*STATED EXERCISE*: Collect every line in the records below that contains the word "text".

[Begin DATA LINES]

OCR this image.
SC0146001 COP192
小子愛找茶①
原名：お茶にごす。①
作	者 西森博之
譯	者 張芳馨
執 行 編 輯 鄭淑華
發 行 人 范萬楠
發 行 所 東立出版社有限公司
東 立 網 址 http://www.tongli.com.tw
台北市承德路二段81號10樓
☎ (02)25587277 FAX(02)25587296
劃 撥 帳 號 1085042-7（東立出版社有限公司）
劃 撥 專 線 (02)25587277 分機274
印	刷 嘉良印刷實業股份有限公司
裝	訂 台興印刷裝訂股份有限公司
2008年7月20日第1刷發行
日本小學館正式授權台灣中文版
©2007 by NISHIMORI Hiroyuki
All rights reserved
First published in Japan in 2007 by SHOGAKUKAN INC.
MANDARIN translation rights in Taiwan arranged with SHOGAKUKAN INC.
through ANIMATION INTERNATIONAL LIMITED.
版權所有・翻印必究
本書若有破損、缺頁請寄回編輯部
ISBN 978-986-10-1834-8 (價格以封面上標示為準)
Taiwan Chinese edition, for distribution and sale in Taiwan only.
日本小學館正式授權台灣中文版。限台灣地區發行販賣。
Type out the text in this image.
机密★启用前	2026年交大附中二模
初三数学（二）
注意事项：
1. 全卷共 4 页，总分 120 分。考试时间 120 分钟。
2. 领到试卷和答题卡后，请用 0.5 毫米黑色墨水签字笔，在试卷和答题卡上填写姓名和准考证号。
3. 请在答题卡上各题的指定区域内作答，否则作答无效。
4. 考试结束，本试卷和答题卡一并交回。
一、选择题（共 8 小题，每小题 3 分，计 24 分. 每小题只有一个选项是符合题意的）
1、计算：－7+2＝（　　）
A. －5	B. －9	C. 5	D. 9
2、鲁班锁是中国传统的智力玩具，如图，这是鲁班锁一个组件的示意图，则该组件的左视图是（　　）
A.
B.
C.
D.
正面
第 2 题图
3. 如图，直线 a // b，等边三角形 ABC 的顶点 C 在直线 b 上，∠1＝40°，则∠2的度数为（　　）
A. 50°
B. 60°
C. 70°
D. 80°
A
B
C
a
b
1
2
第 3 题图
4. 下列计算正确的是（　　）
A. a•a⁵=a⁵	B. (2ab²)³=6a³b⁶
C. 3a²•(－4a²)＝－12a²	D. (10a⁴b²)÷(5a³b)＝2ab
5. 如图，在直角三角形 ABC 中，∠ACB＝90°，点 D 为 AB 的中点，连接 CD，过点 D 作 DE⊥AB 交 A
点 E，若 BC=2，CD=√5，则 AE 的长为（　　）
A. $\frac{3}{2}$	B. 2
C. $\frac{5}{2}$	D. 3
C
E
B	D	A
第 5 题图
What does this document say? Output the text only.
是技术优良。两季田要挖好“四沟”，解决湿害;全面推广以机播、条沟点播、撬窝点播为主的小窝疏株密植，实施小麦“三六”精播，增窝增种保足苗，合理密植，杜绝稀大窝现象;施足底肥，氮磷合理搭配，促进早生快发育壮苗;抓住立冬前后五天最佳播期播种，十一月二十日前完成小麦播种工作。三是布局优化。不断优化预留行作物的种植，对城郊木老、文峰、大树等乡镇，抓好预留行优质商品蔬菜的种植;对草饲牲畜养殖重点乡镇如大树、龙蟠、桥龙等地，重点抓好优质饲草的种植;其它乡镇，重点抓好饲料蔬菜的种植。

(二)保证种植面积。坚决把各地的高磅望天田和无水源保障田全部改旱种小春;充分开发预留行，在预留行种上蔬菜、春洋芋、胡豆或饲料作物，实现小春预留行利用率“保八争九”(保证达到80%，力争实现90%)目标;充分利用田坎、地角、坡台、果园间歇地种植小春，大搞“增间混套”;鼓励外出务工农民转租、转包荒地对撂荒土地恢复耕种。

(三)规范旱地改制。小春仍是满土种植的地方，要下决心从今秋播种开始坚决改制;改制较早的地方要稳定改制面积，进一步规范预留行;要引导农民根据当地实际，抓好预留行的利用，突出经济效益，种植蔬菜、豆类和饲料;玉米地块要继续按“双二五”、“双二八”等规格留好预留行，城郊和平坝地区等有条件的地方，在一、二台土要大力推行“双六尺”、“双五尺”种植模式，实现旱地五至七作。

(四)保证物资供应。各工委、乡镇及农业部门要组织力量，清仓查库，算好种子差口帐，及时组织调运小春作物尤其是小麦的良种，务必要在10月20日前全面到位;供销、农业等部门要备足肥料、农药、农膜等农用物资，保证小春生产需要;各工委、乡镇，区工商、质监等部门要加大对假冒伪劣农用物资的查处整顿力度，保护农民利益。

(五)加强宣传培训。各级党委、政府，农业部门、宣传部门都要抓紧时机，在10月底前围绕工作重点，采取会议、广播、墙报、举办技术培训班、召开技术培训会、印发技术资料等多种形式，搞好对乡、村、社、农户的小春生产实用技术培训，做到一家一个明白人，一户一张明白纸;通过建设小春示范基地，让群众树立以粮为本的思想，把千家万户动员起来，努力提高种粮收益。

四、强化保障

[End DATA LINES]

*TASK RESULT*:
Type out the text in this image.
What does this document say? Output the text only.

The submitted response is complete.